═══ Dataset rows

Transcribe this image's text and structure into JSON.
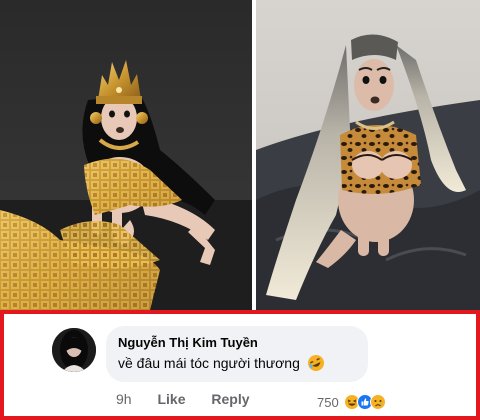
{
  "comment": {
    "author": "Nguyễn Thị Kim Tuyền",
    "text": "về đâu mái tóc người thương",
    "text_emoji_icon": "rofl-emoji-icon",
    "time": "9h",
    "like_label": "Like",
    "reply_label": "Reply",
    "reaction_count": "750",
    "reaction_icons": [
      "haha-reaction-icon",
      "like-reaction-icon",
      "sad-reaction-icon"
    ]
  },
  "colors": {
    "frame": "#e3181f",
    "bubble": "#f0f2f5",
    "muted_text": "#65676b",
    "like_blue": "#1877f2",
    "haha_yellow": "#f7b125"
  }
}
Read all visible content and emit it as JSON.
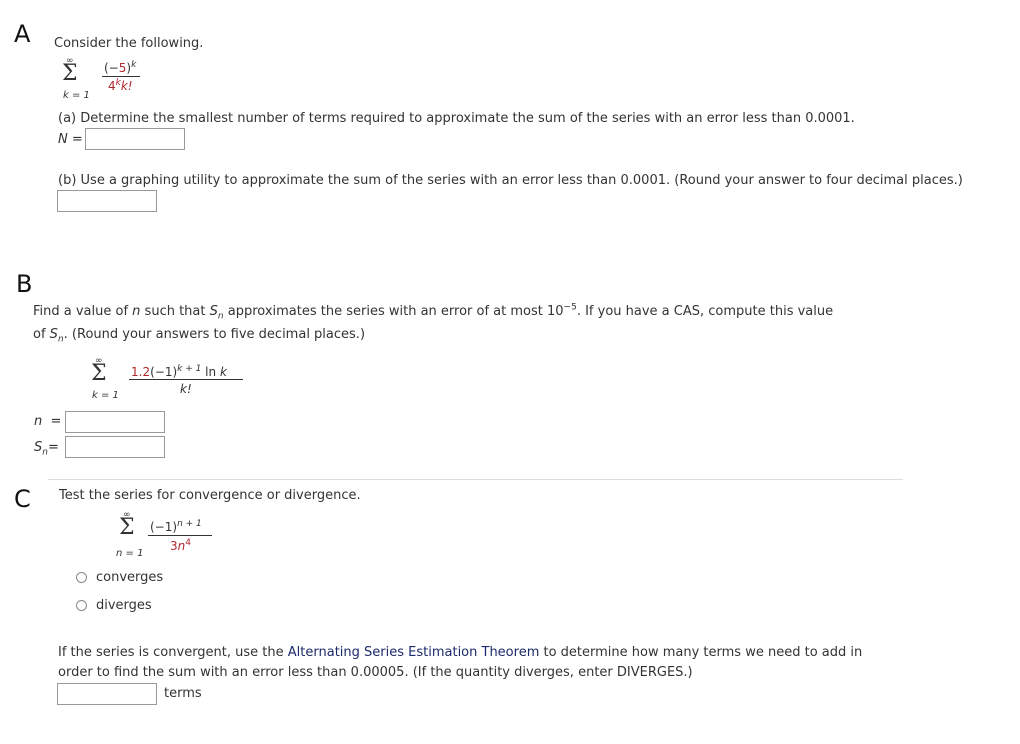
{
  "sections": {
    "A": {
      "letter": "A",
      "intro": "Consider the following.",
      "series": {
        "sigma": "Σ",
        "upper": "∞",
        "lower": "k = 1",
        "numerator_base": "(−",
        "numerator_num": "5",
        "numerator_close": ")",
        "numerator_exp": "k",
        "denominator_num": "4",
        "denominator_exp": "k",
        "denominator_rest": "k!"
      },
      "part_a": {
        "prompt": "(a) Determine the smallest number of terms required to approximate the sum of the series with an error less than 0.0001.",
        "label_var": "N",
        "label_eq": " =",
        "value": ""
      },
      "part_b": {
        "prompt": "(b) Use a graphing utility to approximate the sum of the series with an error less than 0.0001. (Round your answer to four decimal places.)",
        "value": ""
      }
    },
    "B": {
      "letter": "B",
      "line1_a": "Find a value of ",
      "line1_n": "n",
      "line1_b": " such that ",
      "line1_S": "S",
      "line1_sub": "n",
      "line1_c": " approximates the series with an error of at most 10",
      "line1_exp": "−5",
      "line1_d": ". If you have a CAS, compute this value",
      "line2_a": "of ",
      "line2_S": "S",
      "line2_sub": "n",
      "line2_b": ". (Round your answers to five decimal places.)",
      "series": {
        "sigma": "Σ",
        "upper": "∞",
        "lower": "k = 1",
        "numerator_coef": "1.2",
        "numerator_rest": "(−1)",
        "numerator_exp": "k + 1",
        "numerator_ln": " ln ",
        "numerator_k": "k",
        "denominator": "k!"
      },
      "n_label": "n",
      "n_eq": "=",
      "n_value": "",
      "sn_label": "S",
      "sn_sub": "n",
      "sn_eq": "=",
      "sn_value": ""
    },
    "C": {
      "letter": "C",
      "intro": "Test the series for convergence or divergence.",
      "series": {
        "sigma": "Σ",
        "upper": "∞",
        "lower": "n = 1",
        "numerator": "(−1)",
        "numerator_exp": "n + 1",
        "denominator_coef": "3",
        "denominator_var": "n",
        "denominator_exp": "4"
      },
      "options": [
        {
          "label": "converges",
          "selected": false
        },
        {
          "label": "diverges",
          "selected": false
        }
      ],
      "follow_a": "If the series is convergent, use the ",
      "follow_link": "Alternating Series Estimation Theorem",
      "follow_b": " to determine how many terms we need to add in",
      "follow_line2": "order to find the sum with an error less than 0.00005. (If the quantity diverges, enter DIVERGES.)",
      "terms_value": "",
      "terms_label": "terms"
    }
  }
}
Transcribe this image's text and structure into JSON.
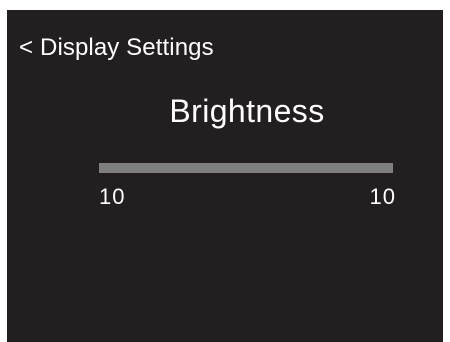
{
  "header": {
    "back_icon": "<",
    "back_label": "Display Settings"
  },
  "page": {
    "title": "Brightness"
  },
  "brightness_slider": {
    "min_label": "10",
    "max_label": "10",
    "level_fraction": 1.0
  },
  "colors": {
    "screen_background": "#231f20",
    "text": "#ffffff",
    "slider_track": "#7f7f80"
  }
}
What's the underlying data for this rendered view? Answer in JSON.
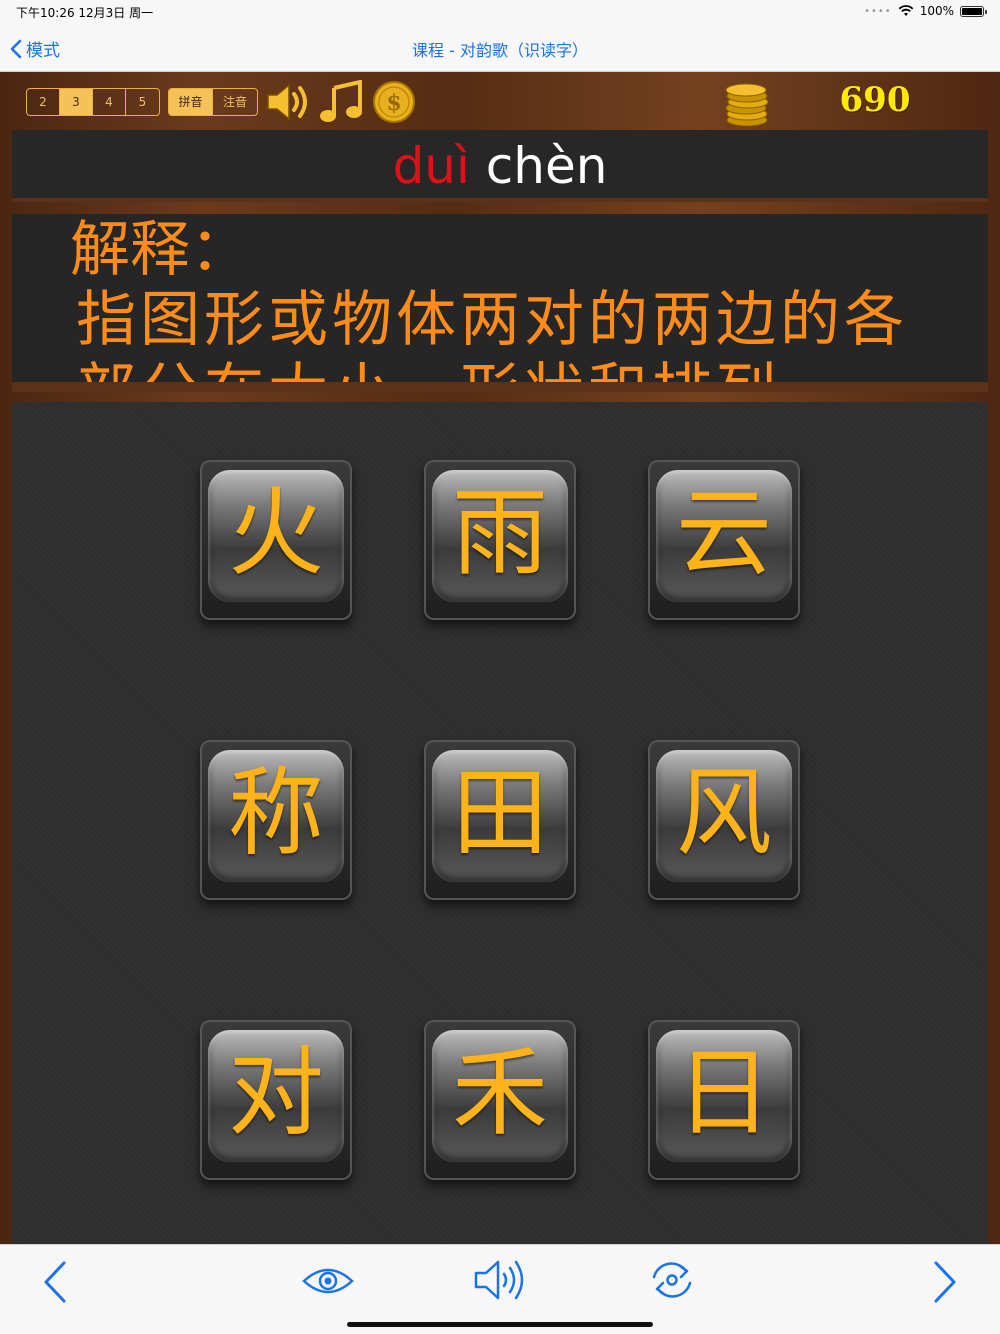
{
  "status": {
    "time": "下午10:26  12月3日 周一",
    "battery": "100%"
  },
  "nav": {
    "back_label": "模式",
    "title": "课程 - 对韵歌（识读字）"
  },
  "toolbar": {
    "count_options": [
      "2",
      "3",
      "4",
      "5"
    ],
    "count_selected": "3",
    "phonetic_options": [
      "拼音",
      "注音"
    ],
    "phonetic_selected": "拼音",
    "score": "690"
  },
  "pinyin": {
    "part1": "duì",
    "part2": "chèn"
  },
  "explanation": {
    "heading": "解释：",
    "text": "指图形或物体两对的两边的各部分在大小、形状和排列"
  },
  "tiles": [
    {
      "char": "火"
    },
    {
      "char": "雨"
    },
    {
      "char": "云"
    },
    {
      "char": "称"
    },
    {
      "char": "田"
    },
    {
      "char": "风"
    },
    {
      "char": "对"
    },
    {
      "char": "禾"
    },
    {
      "char": "日"
    }
  ],
  "colors": {
    "accent": "#1a73e8",
    "tile_char": "#ffb31a",
    "explanation": "#ff8c1a",
    "pinyin_red": "#e0101a",
    "score": "#ffea00"
  }
}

══════

What is asked:
Give an exact reproduction of every line, leaving out any picture.

Problem solution:
Transcribe this image's text and structure into JSON.
{
  "comment": {
    "author": "Nguyễn Thị Kim Tuyền",
    "text": "về đâu mái tóc người thương",
    "text_emoji_icon": "rofl-emoji-icon",
    "time": "9h",
    "like_label": "Like",
    "reply_label": "Reply",
    "reaction_count": "750",
    "reaction_icons": [
      "haha-reaction-icon",
      "like-reaction-icon",
      "sad-reaction-icon"
    ]
  },
  "colors": {
    "frame": "#e3181f",
    "bubble": "#f0f2f5",
    "muted_text": "#65676b",
    "like_blue": "#1877f2",
    "haha_yellow": "#f7b125"
  }
}
Read all visible content and emit it as JSON.
{
  "sections": {
    "A": {
      "letter": "A",
      "intro": "Consider the following.",
      "series": {
        "sigma": "Σ",
        "upper": "∞",
        "lower": "k = 1",
        "numerator_base": "(−",
        "numerator_num": "5",
        "numerator_close": ")",
        "numerator_exp": "k",
        "denominator_num": "4",
        "denominator_exp": "k",
        "denominator_rest": "k!"
      },
      "part_a": {
        "prompt": "(a) Determine the smallest number of terms required to approximate the sum of the series with an error less than 0.0001.",
        "label_var": "N",
        "label_eq": " =",
        "value": ""
      },
      "part_b": {
        "prompt": "(b) Use a graphing utility to approximate the sum of the series with an error less than 0.0001. (Round your answer to four decimal places.)",
        "value": ""
      }
    },
    "B": {
      "letter": "B",
      "line1_a": "Find a value of ",
      "line1_n": "n",
      "line1_b": " such that ",
      "line1_S": "S",
      "line1_sub": "n",
      "line1_c": " approximates the series with an error of at most 10",
      "line1_exp": "−5",
      "line1_d": ". If you have a CAS, compute this value",
      "line2_a": "of ",
      "line2_S": "S",
      "line2_sub": "n",
      "line2_b": ". (Round your answers to five decimal places.)",
      "series": {
        "sigma": "Σ",
        "upper": "∞",
        "lower": "k = 1",
        "numerator_coef": "1.2",
        "numerator_rest": "(−1)",
        "numerator_exp": "k + 1",
        "numerator_ln": " ln ",
        "numerator_k": "k",
        "denominator": "k!"
      },
      "n_label": "n",
      "n_eq": "=",
      "n_value": "",
      "sn_label": "S",
      "sn_sub": "n",
      "sn_eq": "=",
      "sn_value": ""
    },
    "C": {
      "letter": "C",
      "intro": "Test the series for convergence or divergence.",
      "series": {
        "sigma": "Σ",
        "upper": "∞",
        "lower": "n = 1",
        "numerator": "(−1)",
        "numerator_exp": "n + 1",
        "denominator_coef": "3",
        "denominator_var": "n",
        "denominator_exp": "4"
      },
      "options": [
        {
          "label": "converges",
          "selected": false
        },
        {
          "label": "diverges",
          "selected": false
        }
      ],
      "follow_a": "If the series is convergent, use the ",
      "follow_link": "Alternating Series Estimation Theorem",
      "follow_b": " to determine how many terms we need to add in",
      "follow_line2": "order to find the sum with an error less than 0.00005. (If the quantity diverges, enter DIVERGES.)",
      "terms_value": "",
      "terms_label": "terms"
    }
  }
}
Transcribe this image's text and structure into JSON.
{
  "header": {
    "back_icon": "<",
    "back_label": "Display Settings"
  },
  "page": {
    "title": "Brightness"
  },
  "brightness_slider": {
    "min_label": "10",
    "max_label": "10",
    "level_fraction": 1.0
  },
  "colors": {
    "screen_background": "#231f20",
    "text": "#ffffff",
    "slider_track": "#7f7f80"
  }
}
What's the underlying data for this rendered view? Answer in JSON.
{
  "status": {
    "time": "下午10:26  12月3日 周一",
    "battery": "100%"
  },
  "nav": {
    "back_label": "模式",
    "title": "课程 - 对韵歌（识读字）"
  },
  "toolbar": {
    "count_options": [
      "2",
      "3",
      "4",
      "5"
    ],
    "count_selected": "3",
    "phonetic_options": [
      "拼音",
      "注音"
    ],
    "phonetic_selected": "拼音",
    "score": "690"
  },
  "pinyin": {
    "part1": "duì",
    "part2": "chèn"
  },
  "explanation": {
    "heading": "解释：",
    "text": "指图形或物体两对的两边的各部分在大小、形状和排列"
  },
  "tiles": [
    {
      "char": "火"
    },
    {
      "char": "雨"
    },
    {
      "char": "云"
    },
    {
      "char": "称"
    },
    {
      "char": "田"
    },
    {
      "char": "风"
    },
    {
      "char": "对"
    },
    {
      "char": "禾"
    },
    {
      "char": "日"
    }
  ],
  "colors": {
    "accent": "#1a73e8",
    "tile_char": "#ffb31a",
    "explanation": "#ff8c1a",
    "pinyin_red": "#e0101a",
    "score": "#ffea00"
  }
}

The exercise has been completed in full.